▶ [TEXTO FORNECIDO]:
TUDO O QUE NUNCA LHE DISSERAM - E, PROVAVELMENTE, NUNCA QUIS SABER - SOBRE SEXO, AMOR ROMÂNTICO E CASAMENTO, NA PERSPECTIVA DA MORAL CATÓLICA TRADICIONAL/DIREITO NATURAL CLÁSSICO
III - A MORAL SEXUAL TRADICIONAL É NATURAL RACIONAL E SÃ.
Quanto mais
me é dado conhecer o Cristianismo mais me convenço que as regras que
estabeleceu se destinam a permitir que as coisas boas possam prosperar à
vontade.
(G.K.
Chesterton )
Para se poder aplicar a Moral Católica Tradicional/Direito Natural Clássico (MCT/ DNC) à ética sexual devemos começar por identificar os fins
para os quais as nossas capacidades sexuais estão dirigidas. Pois se o que é
bom para nós, seres humanos, é, como vimos no capítulo anterior, a realização dos fins inerentes à nossa
natureza, então o que para nós é bom a nível sexual só pode ser aquilo que leve
à realização dos fins para os quais as nossas faculdades sexuais estão
dirigidas.
Para S.
Tomás de Aquino e outros teóricos da MCT/DNC ser-se um ser humano é ser-se um
animal racional.
Tal,
implicará que os fins vegetativos, sensoriais, locomotores e vegetativos (de
satisfação das necessidades corporais) que determinam o que é bom para os
animais irracionais também, em parte, determinem o que é bom para nós.
O facto de
sermos racionais implica, no entanto, termos fins específicos ligados ao
intelecto e à vontade.
Como os
outros animais, para nos desenvolvermos temos de ingerir nutrientes, passar por
um processo de crescimento desde a concepção até à maturidade, reproduzirmo-nos
e movermo-nos pelo mundo em resposta a impulsos interiores e a informações
exteriores que captamos através dos órgãos dos sentidos.
Mas, a um
nível superior, temos de exercer as nossas capacidades racionais, formando
conceitos abstractos, juntando-os por forma a fazermos juízos e
racionalizando-os através das leis da lógica, por forma a tomarmos decisões.
Ora estas
actividades racionais de carácter superior não são apenas bens que nos
diferenciam dos animais não racionais; elas também alteram a natureza dos bens
inferiores.

▶ [LISTAGEM FORNECIDA]:
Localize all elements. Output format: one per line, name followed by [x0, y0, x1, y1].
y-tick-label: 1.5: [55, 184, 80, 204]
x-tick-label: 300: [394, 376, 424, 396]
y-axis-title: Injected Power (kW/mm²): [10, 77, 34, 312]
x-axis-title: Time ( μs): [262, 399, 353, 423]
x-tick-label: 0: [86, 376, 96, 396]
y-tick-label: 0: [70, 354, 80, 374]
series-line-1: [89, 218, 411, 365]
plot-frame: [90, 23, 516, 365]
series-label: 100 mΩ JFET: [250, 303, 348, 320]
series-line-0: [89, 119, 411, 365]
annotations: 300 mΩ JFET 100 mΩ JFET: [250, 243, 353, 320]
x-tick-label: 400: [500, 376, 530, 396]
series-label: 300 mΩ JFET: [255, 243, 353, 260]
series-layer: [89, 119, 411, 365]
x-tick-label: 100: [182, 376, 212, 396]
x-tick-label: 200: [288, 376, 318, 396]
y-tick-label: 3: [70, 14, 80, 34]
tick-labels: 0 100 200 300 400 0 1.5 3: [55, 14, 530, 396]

==

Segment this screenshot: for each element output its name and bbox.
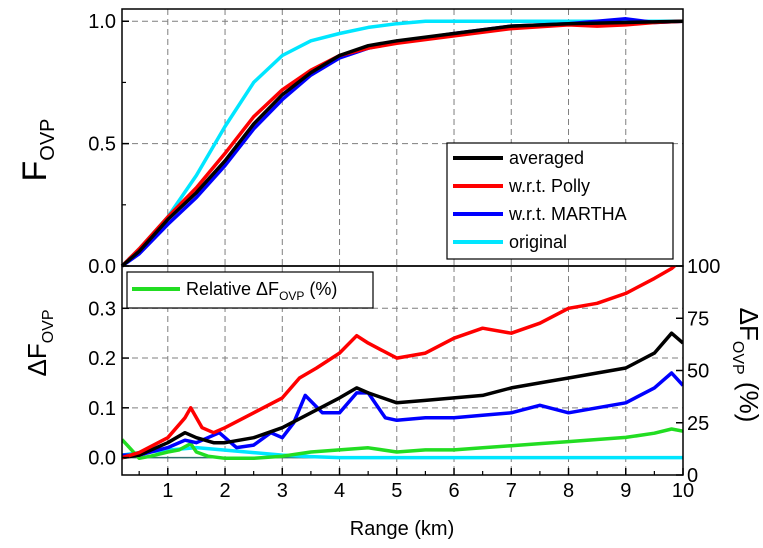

▶ [TAREFA PROPOSTA 1]:
Segundo o texto sobre a moral sexual tradicional, o que é ser um ser humano para S. Tomás de Aquino?
▶ [TAREFA PROPOSTA 2]:
Dê seguimento ao texto sobre a moral sexual tradicional a partir da última frase apresentada.
A listagem é um material separado do texto.

▶ [RESPOSTA 1]:
É ser um animal racional.

▶ [RESPOSTA 2]:
Por exemplo,
tanto um cão como um homem podem ter uma percepção visual de uma árvore. Mas há
um elemento conceptual na percepção visual normal de um ser humano que não está
presente na de um cão.
Um cão
percepciona a árvore, mas não o faz de forma a conceptualizá-la como árvore,
fazendo um juízo do tipo: aquela árvore é um carvalho; ou inferindo da presença
da árvore e do facto de ela ser um carvalho que está perante um carvalho.
No homem, o
elemento animal sensorial é fundido com o elemento racional, formando uma
unidade.
Desta forma,
embora a percepção seja um bem tanto dos animais irracionais como dos seres
humanos, no nosso caso a sua conjugação com a nossa racionalidade transforma a
percepção num bem diferente e de ordem superior inatingível para animais
irracionais.
Os bens inferiores,
que partilhamos com os animais irracionais, conjugando-se com a nossa
racionalidade, alteram-se radicalmente.
Por isso,
uma refeição não é mera nutrição mas tem um significado cultural e social; por
isso os jogos têm uma dimensão social e um conteúdo conceptual que as
brincadeiras dos outros mamíferos não são capazes de atingir, etc..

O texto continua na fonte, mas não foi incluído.